> [WHAT YOU ARE ASKED TO DO]: All entries below need to be written out exactly, but without their pictures.

Figure record extracts:
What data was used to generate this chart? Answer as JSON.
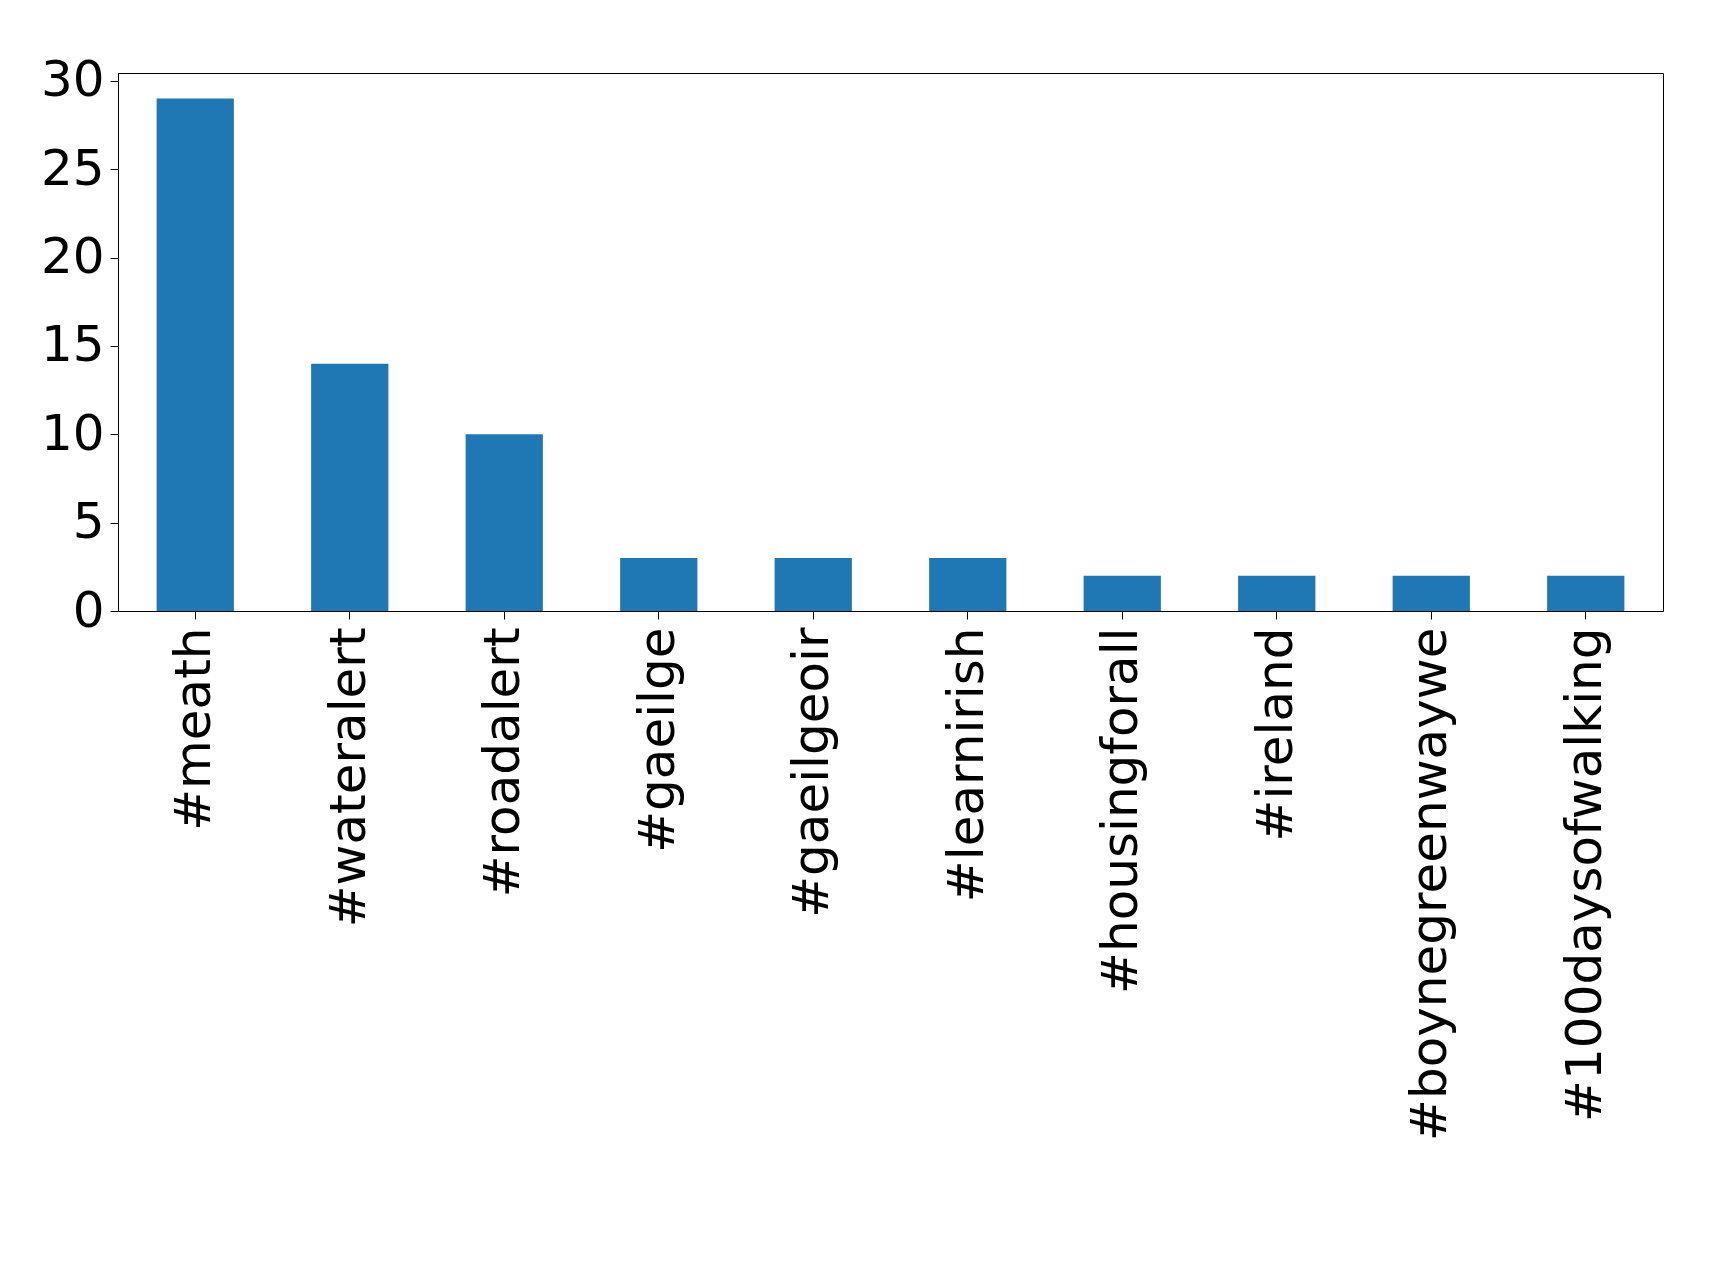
{
  "chart_data": {
    "type": "bar",
    "categories": [
      "#meath",
      "#wateralert",
      "#roadalert",
      "#gaeilge",
      "#gaeilgeoir",
      "#learnirish",
      "#housingforall",
      "#ireland",
      "#boynegreenwaywe",
      "#100daysofwalking"
    ],
    "values": [
      29,
      14,
      10,
      3,
      3,
      3,
      2,
      2,
      2,
      2
    ],
    "color": "#1f77b4",
    "ylim": [
      0,
      30.45
    ],
    "yticks": [
      0,
      5,
      10,
      15,
      20,
      25,
      30
    ],
    "grid": false
  }
}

> [WORKED ANSWER]:
What data was used to generate this chart? Answer as JSON.
{
  "chart_data": {
    "type": "bar",
    "categories": [
      "#meath",
      "#wateralert",
      "#roadalert",
      "#gaeilge",
      "#gaeilgeoir",
      "#learnirish",
      "#housingforall",
      "#ireland",
      "#boynegreenwaywe",
      "#100daysofwalking"
    ],
    "values": [
      29,
      14,
      10,
      3,
      3,
      3,
      2,
      2,
      2,
      2
    ],
    "color": "#1f77b4",
    "ylim": [
      0,
      30.45
    ],
    "yticks": [
      0,
      5,
      10,
      15,
      20,
      25,
      30
    ],
    "grid": false
  }
}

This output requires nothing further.